■ **DATASET ENTRIES**:
[start]

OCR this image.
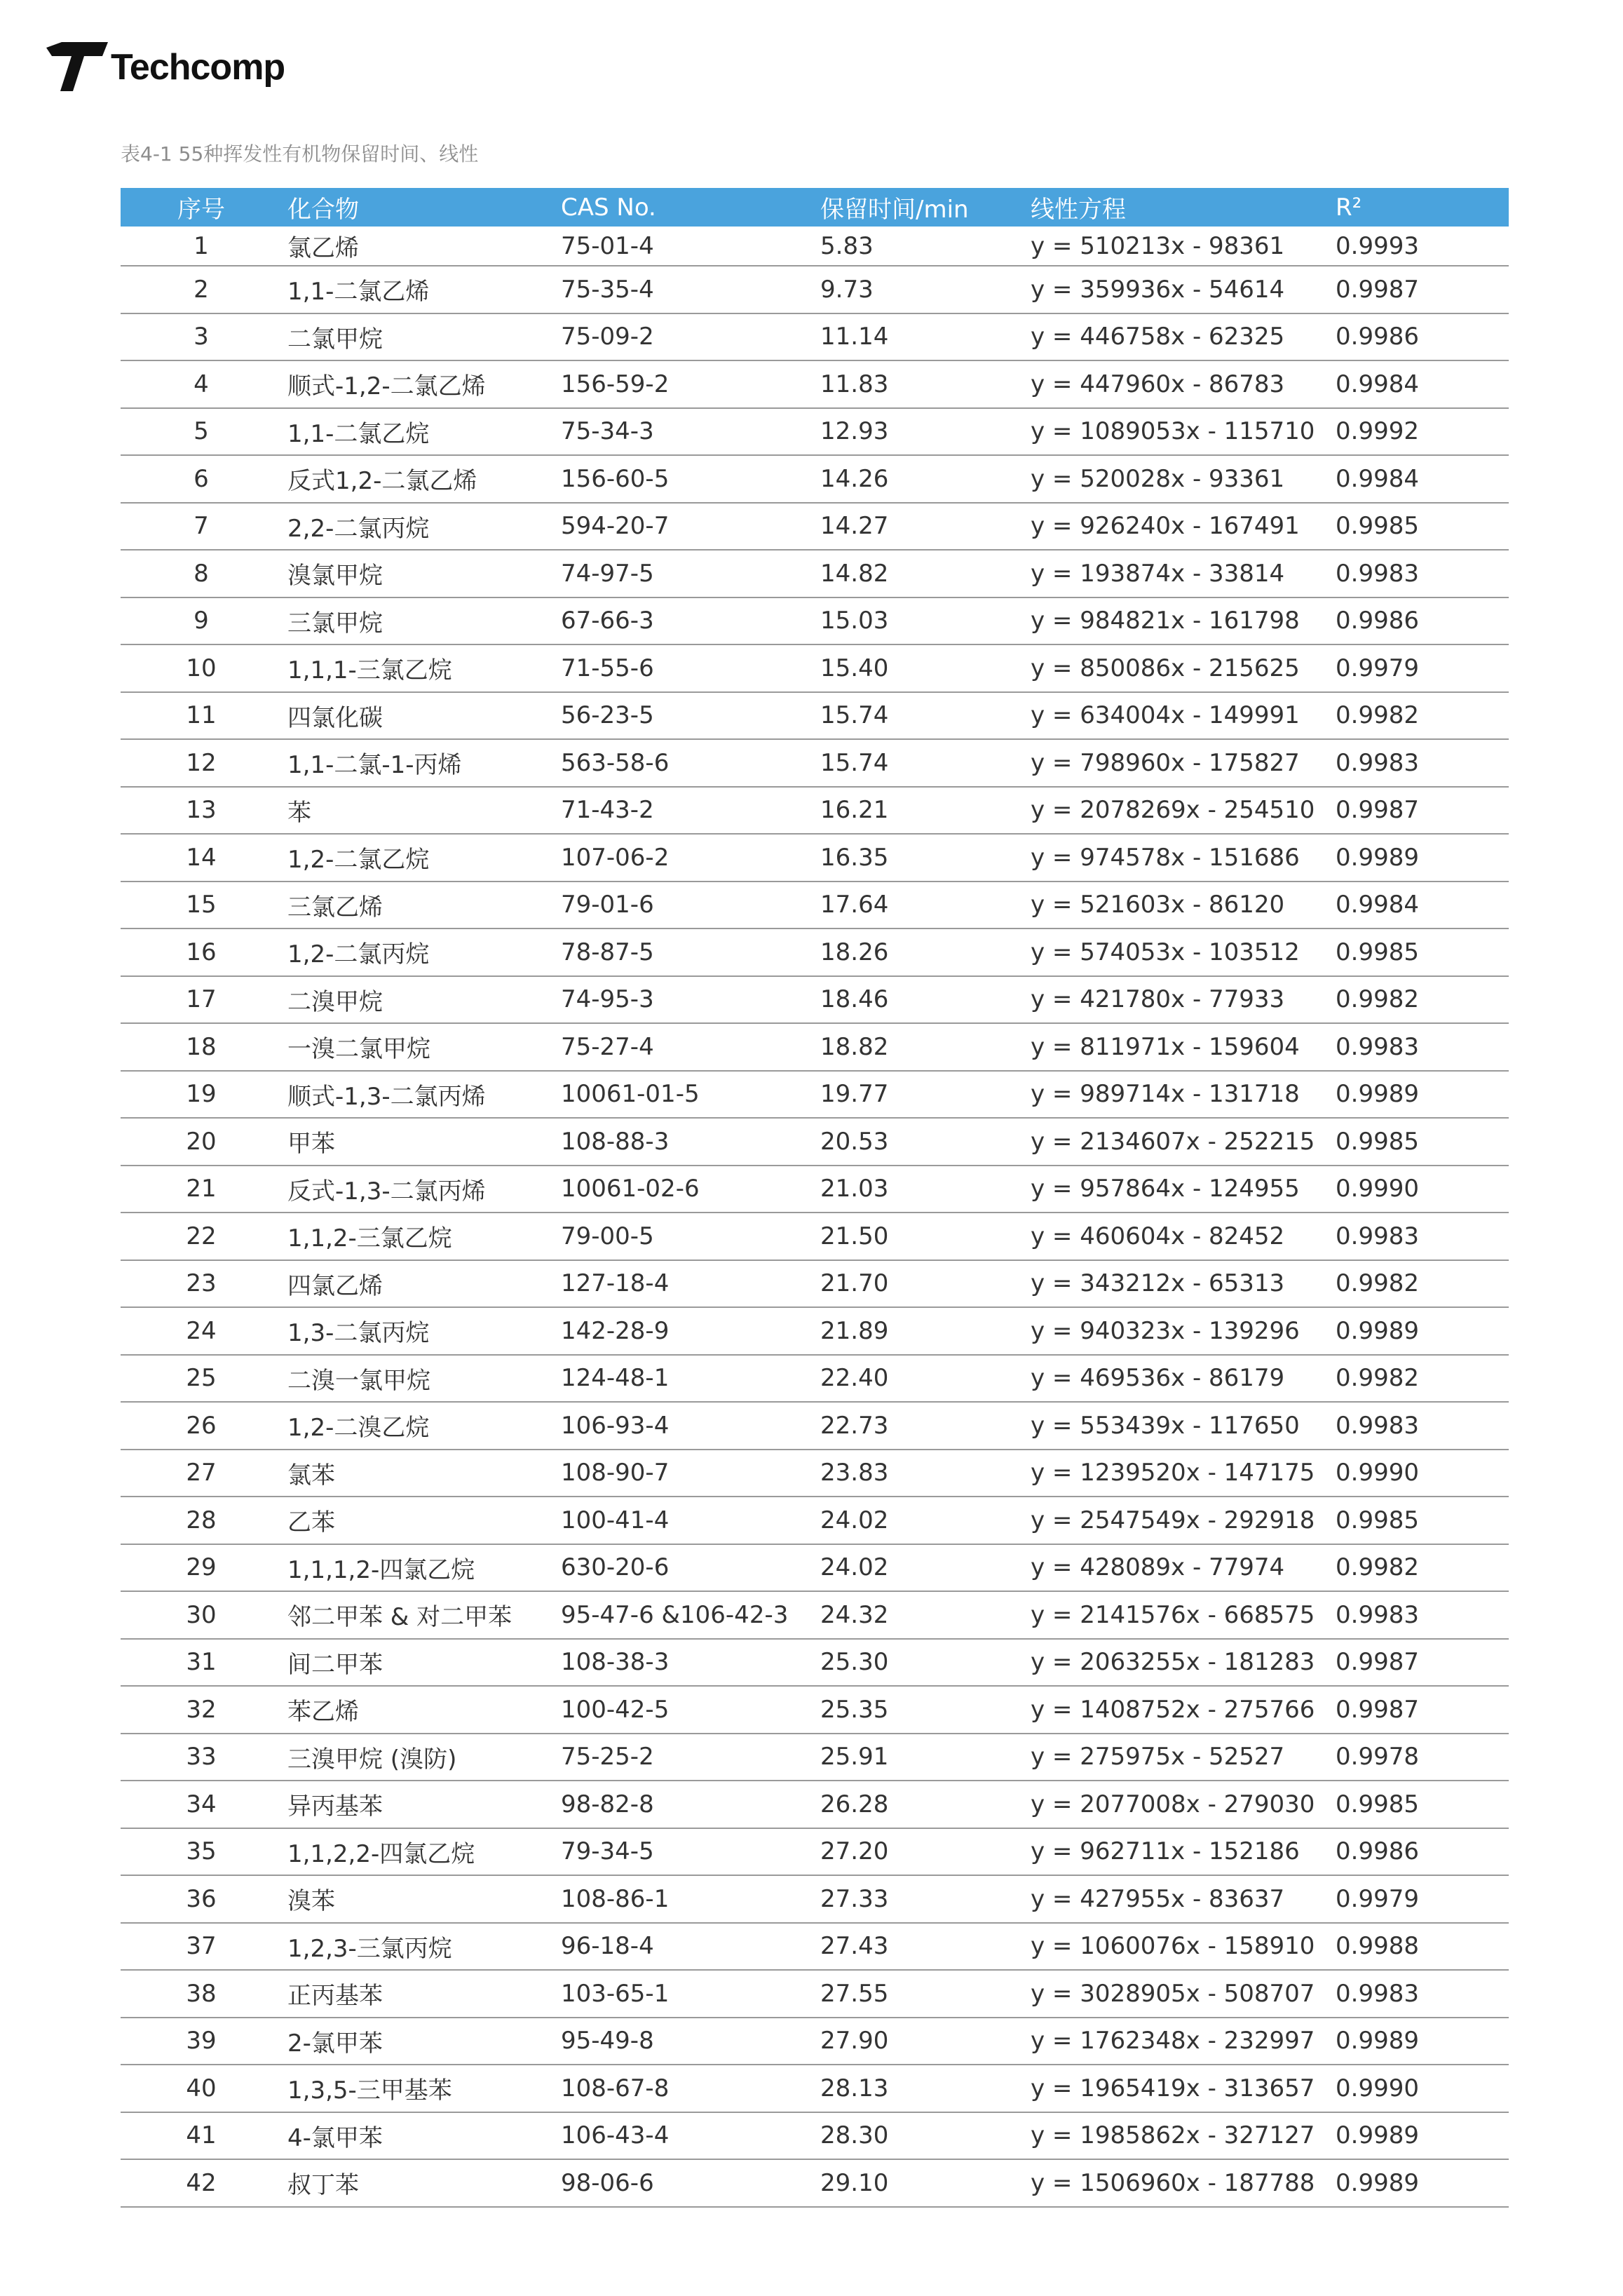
Techcomp
表4-1 55种挥发性有机物保留时间、线性
序号	化合物	CAS No.	保留时间/min	线性方程	R²
1	氯乙烯	75-01-4	5.83	y = 510213x - 98361	0.9993
2	1,1-二氯乙烯	75-35-4	9.73	y = 359936x - 54614	0.9987
3	二氯甲烷	75-09-2	11.14	y = 446758x - 62325	0.9986
4	顺式-1,2-二氯乙烯	156-59-2	11.83	y = 447960x - 86783	0.9984
5	1,1-二氯乙烷	75-34-3	12.93	y = 1089053x - 115710	0.9992
6	反式1,2-二氯乙烯	156-60-5	14.26	y = 520028x - 93361	0.9984
7	2,2-二氯丙烷	594-20-7	14.27	y = 926240x - 167491	0.9985
8	溴氯甲烷	74-97-5	14.82	y = 193874x - 33814	0.9983
9	三氯甲烷	67-66-3	15.03	y = 984821x - 161798	0.9986
10	1,1,1-三氯乙烷	71-55-6	15.40	y = 850086x - 215625	0.9979
11	四氯化碳	56-23-5	15.74	y = 634004x - 149991	0.9982
12	1,1-二氯-1-丙烯	563-58-6	15.74	y = 798960x - 175827	0.9983
13	苯	71-43-2	16.21	y = 2078269x - 254510	0.9987
14	1,2-二氯乙烷	107-06-2	16.35	y = 974578x - 151686	0.9989
15	三氯乙烯	79-01-6	17.64	y = 521603x - 86120	0.9984
16	1,2-二氯丙烷	78-87-5	18.26	y = 574053x - 103512	0.9985
17	二溴甲烷	74-95-3	18.46	y = 421780x - 77933	0.9982
18	一溴二氯甲烷	75-27-4	18.82	y = 811971x - 159604	0.9983
19	顺式-1,3-二氯丙烯	10061-01-5	19.77	y = 989714x - 131718	0.9989
20	甲苯	108-88-3	20.53	y = 2134607x - 252215	0.9985
21	反式-1,3-二氯丙烯	10061-02-6	21.03	y = 957864x - 124955	0.9990
22	1,1,2-三氯乙烷	79-00-5	21.50	y = 460604x - 82452	0.9983
23	四氯乙烯	127-18-4	21.70	y = 343212x - 65313	0.9982
24	1,3-二氯丙烷	142-28-9	21.89	y = 940323x - 139296	0.9989
25	二溴一氯甲烷	124-48-1	22.40	y = 469536x - 86179	0.9982
26	1,2-二溴乙烷	106-93-4	22.73	y = 553439x - 117650	0.9983
27	氯苯	108-90-7	23.83	y = 1239520x - 147175	0.9990
28	乙苯	100-41-4	24.02	y = 2547549x - 292918	0.9985
29	1,1,1,2-四氯乙烷	630-20-6	24.02	y = 428089x - 77974	0.9982
30	邻二甲苯 & 对二甲苯	95-47-6 &106-42-3	24.32	y = 2141576x - 668575	0.9983
31	间二甲苯	108-38-3	25.30	y = 2063255x - 181283	0.9987
32	苯乙烯	100-42-5	25.35	y = 1408752x - 275766	0.9987
33	三溴甲烷 (溴防)	75-25-2	25.91	y = 275975x - 52527	0.9978
34	异丙基苯	98-82-8	26.28	y = 2077008x - 279030	0.9985
35	1,1,2,2-四氯乙烷	79-34-5	27.20	y = 962711x - 152186	0.9986
36	溴苯	108-86-1	27.33	y = 427955x - 83637	0.9979
37	1,2,3-三氯丙烷	96-18-4	27.43	y = 1060076x - 158910	0.9988
38	正丙基苯	103-65-1	27.55	y = 3028905x - 508707	0.9983
39	2-氯甲苯	95-49-8	27.90	y = 1762348x - 232997	0.9989
40	1,3,5-三甲基苯	108-67-8	28.13	y = 1965419x - 313657	0.9990
41	4-氯甲苯	106-43-4	28.30	y = 1985862x - 327127	0.9989
42	叔丁苯	98-06-6	29.10	y = 1506960x - 187788	0.9989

[end]

■ **WORK REQUIRED**: Show the lines from the data above that contain the string "三氯乙烷".

■ **REPLY**:
10	1,1,1-三氯乙烷	71-55-6	15.40	y = 850086x - 215625	0.9979
22	1,1,2-三氯乙烷	79-00-5	21.50	y = 460604x - 82452	0.9983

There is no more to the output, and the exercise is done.